**Given task**.
Give all of the lines below as a Markdown table with the columns Number and Line, one row per line, skipping blank lines. Leave the pictures out of the table.
----
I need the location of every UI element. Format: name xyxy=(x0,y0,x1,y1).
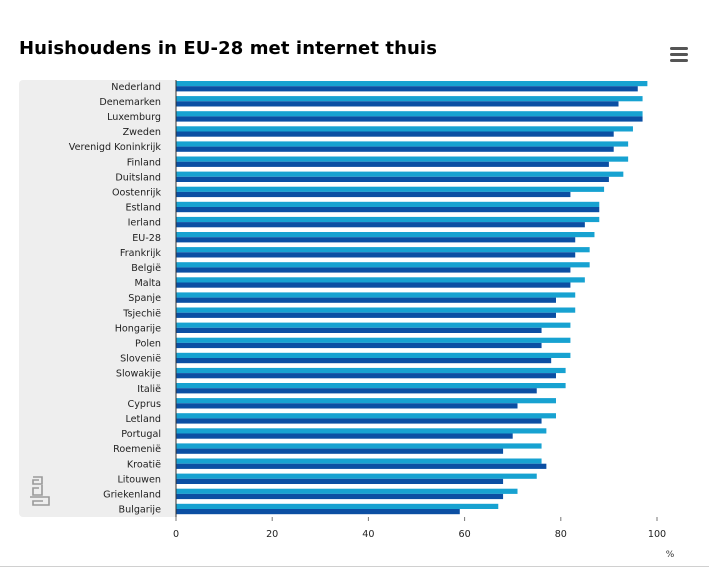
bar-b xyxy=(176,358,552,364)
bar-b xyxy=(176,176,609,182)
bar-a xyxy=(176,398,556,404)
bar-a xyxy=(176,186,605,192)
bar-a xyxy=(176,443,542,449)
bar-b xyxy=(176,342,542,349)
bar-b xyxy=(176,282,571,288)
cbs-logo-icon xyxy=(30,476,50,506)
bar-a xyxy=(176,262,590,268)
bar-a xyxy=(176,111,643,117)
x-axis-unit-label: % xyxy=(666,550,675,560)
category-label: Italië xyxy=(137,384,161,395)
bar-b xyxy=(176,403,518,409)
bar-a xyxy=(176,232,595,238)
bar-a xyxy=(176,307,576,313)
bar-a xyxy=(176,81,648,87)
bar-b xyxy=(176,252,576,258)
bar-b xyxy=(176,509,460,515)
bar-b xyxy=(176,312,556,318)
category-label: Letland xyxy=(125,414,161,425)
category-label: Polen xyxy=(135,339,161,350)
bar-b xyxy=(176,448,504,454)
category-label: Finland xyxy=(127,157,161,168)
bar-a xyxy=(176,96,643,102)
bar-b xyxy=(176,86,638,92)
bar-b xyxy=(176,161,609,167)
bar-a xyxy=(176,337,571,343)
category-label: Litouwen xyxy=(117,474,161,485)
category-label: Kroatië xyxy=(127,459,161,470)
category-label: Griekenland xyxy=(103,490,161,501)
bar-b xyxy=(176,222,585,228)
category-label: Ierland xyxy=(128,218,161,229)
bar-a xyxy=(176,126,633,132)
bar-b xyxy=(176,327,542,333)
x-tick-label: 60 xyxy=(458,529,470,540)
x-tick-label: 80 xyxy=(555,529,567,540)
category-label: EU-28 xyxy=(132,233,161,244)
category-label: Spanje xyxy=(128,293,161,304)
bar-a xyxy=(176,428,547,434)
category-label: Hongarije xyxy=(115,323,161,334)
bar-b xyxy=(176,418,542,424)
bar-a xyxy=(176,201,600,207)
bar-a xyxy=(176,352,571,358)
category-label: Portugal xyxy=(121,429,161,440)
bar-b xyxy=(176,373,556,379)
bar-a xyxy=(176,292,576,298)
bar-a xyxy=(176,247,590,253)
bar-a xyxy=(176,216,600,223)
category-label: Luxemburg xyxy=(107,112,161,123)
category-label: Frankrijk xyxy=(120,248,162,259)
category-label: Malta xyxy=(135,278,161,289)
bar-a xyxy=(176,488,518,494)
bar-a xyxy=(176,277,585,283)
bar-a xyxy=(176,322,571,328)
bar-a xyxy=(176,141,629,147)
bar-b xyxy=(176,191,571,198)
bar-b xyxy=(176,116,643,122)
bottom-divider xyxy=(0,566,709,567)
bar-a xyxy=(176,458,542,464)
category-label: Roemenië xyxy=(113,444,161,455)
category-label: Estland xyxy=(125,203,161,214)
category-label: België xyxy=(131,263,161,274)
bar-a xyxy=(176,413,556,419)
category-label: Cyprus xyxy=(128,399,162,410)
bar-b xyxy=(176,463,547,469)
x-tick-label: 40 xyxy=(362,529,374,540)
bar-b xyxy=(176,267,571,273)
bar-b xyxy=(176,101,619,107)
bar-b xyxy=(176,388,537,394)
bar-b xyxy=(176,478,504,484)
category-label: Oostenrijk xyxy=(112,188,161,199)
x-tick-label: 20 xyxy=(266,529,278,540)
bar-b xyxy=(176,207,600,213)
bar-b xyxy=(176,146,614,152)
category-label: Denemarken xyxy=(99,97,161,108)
----
**Complete output**.
| Number | Line |
|---|---|
| 1 | I need the location of every UI element. Format: name xyxy=(x0,y0,x1,y1). |
| 2 | bar-b xyxy=(176,358,552,364) |
| 3 | bar-b xyxy=(176,176,609,182) |
| 4 | bar-a xyxy=(176,398,556,404) |
| 5 | bar-a xyxy=(176,186,605,192) |
| 6 | bar-a xyxy=(176,443,542,449) |
| 7 | bar-b xyxy=(176,342,542,349) |
| 8 | bar-b xyxy=(176,282,571,288) |
| 9 | cbs-logo-icon xyxy=(30,476,50,506) |
| 10 | bar-a xyxy=(176,262,590,268) |
| 11 | bar-a xyxy=(176,111,643,117) |
| 12 | x-axis-unit-label: % xyxy=(666,550,675,560) |
| 13 | category-label: Italië xyxy=(137,384,161,395) |
| 14 | bar-b xyxy=(176,403,518,409) |
| 15 | bar-a xyxy=(176,232,595,238) |
| 16 | bar-a xyxy=(176,307,576,313) |
| 17 | bar-a xyxy=(176,81,648,87) |
| 18 | bar-b xyxy=(176,252,576,258) |
| 19 | bar-b xyxy=(176,509,460,515) |
| 20 | bar-b xyxy=(176,312,556,318) |
| 21 | category-label: Letland xyxy=(125,414,161,425) |
| 22 | category-label: Polen xyxy=(135,339,161,350) |
| 23 | bar-b xyxy=(176,448,504,454) |
| 24 | category-label: Finland xyxy=(127,157,161,168) |
| 25 | bar-a xyxy=(176,96,643,102) |
| 26 | bar-b xyxy=(176,86,638,92) |
| 27 | bar-b xyxy=(176,161,609,167) |
| 28 | bar-a xyxy=(176,337,571,343) |
| 29 | category-label: Litouwen xyxy=(117,474,161,485) |
| 30 | category-label: Kroatië xyxy=(127,459,161,470) |
| 31 | category-label: Griekenland xyxy=(103,490,161,501) |
| 32 | bar-b xyxy=(176,222,585,228) |
| 33 | category-label: Ierland xyxy=(128,218,161,229) |
| 34 | bar-a xyxy=(176,126,633,132) |
| 35 | bar-b xyxy=(176,327,542,333) |
| 36 | x-tick-label: 60 xyxy=(458,529,470,540) |
| 37 | x-tick-label: 80 xyxy=(555,529,567,540) |
| 38 | category-label: EU-28 xyxy=(132,233,161,244) |
| 39 | category-label: Spanje xyxy=(128,293,161,304) |
| 40 | bar-a xyxy=(176,428,547,434) |
| 41 | category-label: Hongarije xyxy=(115,323,161,334) |
| 42 | bar-b xyxy=(176,418,542,424) |
| 43 | bar-a xyxy=(176,201,600,207) |
| 44 | bar-a xyxy=(176,352,571,358) |
| 45 | category-label: Portugal xyxy=(121,429,161,440) |
| 46 | bar-b xyxy=(176,373,556,379) |
| 47 | bar-a xyxy=(176,292,576,298) |
| 48 | bar-a xyxy=(176,247,590,253) |
| 49 | bar-a xyxy=(176,216,600,223) |
| 50 | category-label: Luxemburg xyxy=(107,112,161,123) |
| 51 | category-label: Frankrijk xyxy=(120,248,162,259) |
| 52 | category-label: Malta xyxy=(135,278,161,289) |
| 53 | bar-a xyxy=(176,488,518,494) |
| 54 | bar-a xyxy=(176,277,585,283) |
| 55 | bar-a xyxy=(176,322,571,328) |
| 56 | bar-a xyxy=(176,141,629,147) |
| 57 | bar-b xyxy=(176,191,571,198) |
| 58 | bar-b xyxy=(176,116,643,122) |
| 59 | bottom-divider xyxy=(0,566,709,567) |
| 60 | bar-a xyxy=(176,458,542,464) |
| 61 | category-label: Roemenië xyxy=(113,444,161,455) |
| 62 | category-label: Estland xyxy=(125,203,161,214) |
| 63 | category-label: België xyxy=(131,263,161,274) |
| 64 | bar-a xyxy=(176,413,556,419) |
| 65 | category-label: Cyprus xyxy=(128,399,162,410) |
| 66 | bar-b xyxy=(176,463,547,469) |
| 67 | x-tick-label: 40 xyxy=(362,529,374,540) |
| 68 | bar-b xyxy=(176,267,571,273) |
| 69 | bar-b xyxy=(176,101,619,107) |
| 70 | bar-b xyxy=(176,388,537,394) |
| 71 | bar-b xyxy=(176,478,504,484) |
| 72 | category-label: Oostenrijk xyxy=(112,188,161,199) |
| 73 | x-tick-label: 20 xyxy=(266,529,278,540) |
| 74 | bar-b xyxy=(176,207,600,213) |
| 75 | bar-b xyxy=(176,146,614,152) |
| 76 | category-label: Denemarken xyxy=(99,97,161,108) |